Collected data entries
— begin —

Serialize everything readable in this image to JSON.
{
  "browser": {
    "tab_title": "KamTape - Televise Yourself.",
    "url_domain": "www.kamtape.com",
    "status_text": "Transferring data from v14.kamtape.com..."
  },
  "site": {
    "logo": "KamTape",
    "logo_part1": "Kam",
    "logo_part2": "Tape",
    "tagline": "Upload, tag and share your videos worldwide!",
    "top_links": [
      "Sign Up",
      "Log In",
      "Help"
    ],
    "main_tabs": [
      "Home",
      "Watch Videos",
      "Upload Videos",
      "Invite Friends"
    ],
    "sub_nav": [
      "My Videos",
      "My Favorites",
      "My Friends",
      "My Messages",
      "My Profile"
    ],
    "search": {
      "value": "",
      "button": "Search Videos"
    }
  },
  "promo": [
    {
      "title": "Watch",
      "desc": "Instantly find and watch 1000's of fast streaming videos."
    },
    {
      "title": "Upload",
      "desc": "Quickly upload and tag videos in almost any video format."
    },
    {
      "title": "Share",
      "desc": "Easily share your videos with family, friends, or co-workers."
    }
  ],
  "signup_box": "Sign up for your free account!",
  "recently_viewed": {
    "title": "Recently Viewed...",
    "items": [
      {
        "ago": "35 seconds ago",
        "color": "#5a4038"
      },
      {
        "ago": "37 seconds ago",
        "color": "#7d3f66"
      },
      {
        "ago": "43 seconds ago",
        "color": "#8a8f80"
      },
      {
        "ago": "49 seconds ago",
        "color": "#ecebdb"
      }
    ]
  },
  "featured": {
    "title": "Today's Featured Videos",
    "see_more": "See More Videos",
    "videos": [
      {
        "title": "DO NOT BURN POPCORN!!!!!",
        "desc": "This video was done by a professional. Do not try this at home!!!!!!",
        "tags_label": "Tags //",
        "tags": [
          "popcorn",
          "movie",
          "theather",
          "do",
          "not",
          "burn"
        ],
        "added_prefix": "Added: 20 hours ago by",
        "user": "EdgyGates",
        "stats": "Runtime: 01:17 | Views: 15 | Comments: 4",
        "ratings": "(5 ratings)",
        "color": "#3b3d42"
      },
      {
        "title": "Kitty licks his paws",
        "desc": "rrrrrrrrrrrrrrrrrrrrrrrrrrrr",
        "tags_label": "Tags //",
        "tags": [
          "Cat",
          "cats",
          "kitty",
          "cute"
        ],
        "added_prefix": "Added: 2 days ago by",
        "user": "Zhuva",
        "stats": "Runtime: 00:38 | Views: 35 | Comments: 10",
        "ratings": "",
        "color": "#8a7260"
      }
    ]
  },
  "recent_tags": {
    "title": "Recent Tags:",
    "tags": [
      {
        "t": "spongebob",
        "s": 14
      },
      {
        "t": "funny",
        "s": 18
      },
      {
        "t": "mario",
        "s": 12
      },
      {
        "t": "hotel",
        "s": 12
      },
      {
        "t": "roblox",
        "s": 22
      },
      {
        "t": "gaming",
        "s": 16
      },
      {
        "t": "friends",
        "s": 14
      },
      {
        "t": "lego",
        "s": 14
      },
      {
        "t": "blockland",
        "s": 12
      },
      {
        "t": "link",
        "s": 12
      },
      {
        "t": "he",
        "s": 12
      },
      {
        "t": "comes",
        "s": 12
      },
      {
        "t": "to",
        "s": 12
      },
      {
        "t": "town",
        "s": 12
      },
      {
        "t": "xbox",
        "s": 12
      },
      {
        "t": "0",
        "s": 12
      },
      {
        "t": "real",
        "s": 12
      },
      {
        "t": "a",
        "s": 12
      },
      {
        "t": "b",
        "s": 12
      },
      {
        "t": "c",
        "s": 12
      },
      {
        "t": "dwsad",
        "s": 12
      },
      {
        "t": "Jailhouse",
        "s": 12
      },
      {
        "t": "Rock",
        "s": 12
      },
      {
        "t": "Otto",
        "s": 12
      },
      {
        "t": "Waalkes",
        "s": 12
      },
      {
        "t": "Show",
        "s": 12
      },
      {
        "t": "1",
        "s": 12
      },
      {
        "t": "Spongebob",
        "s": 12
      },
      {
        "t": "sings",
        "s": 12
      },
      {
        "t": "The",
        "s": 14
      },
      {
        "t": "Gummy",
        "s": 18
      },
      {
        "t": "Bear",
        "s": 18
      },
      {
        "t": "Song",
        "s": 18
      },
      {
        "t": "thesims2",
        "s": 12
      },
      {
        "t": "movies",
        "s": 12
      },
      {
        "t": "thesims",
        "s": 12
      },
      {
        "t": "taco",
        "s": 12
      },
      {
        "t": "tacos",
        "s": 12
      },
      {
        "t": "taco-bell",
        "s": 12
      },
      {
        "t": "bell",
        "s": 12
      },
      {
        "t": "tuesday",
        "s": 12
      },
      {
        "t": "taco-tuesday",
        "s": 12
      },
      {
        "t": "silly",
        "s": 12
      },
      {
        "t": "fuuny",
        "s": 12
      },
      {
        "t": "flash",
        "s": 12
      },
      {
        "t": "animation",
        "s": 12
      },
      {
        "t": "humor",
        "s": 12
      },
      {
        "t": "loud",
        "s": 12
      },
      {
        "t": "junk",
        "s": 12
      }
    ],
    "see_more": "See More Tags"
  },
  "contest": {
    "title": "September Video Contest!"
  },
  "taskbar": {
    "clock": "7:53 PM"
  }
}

— end —

Scan the lines above for "Comments", then copy every one that has it.

        "stats": "Runtime: 01:17 | Views: 15 | Comments: 4",
        "stats": "Runtime: 00:38 | Views: 35 | Comments: 10",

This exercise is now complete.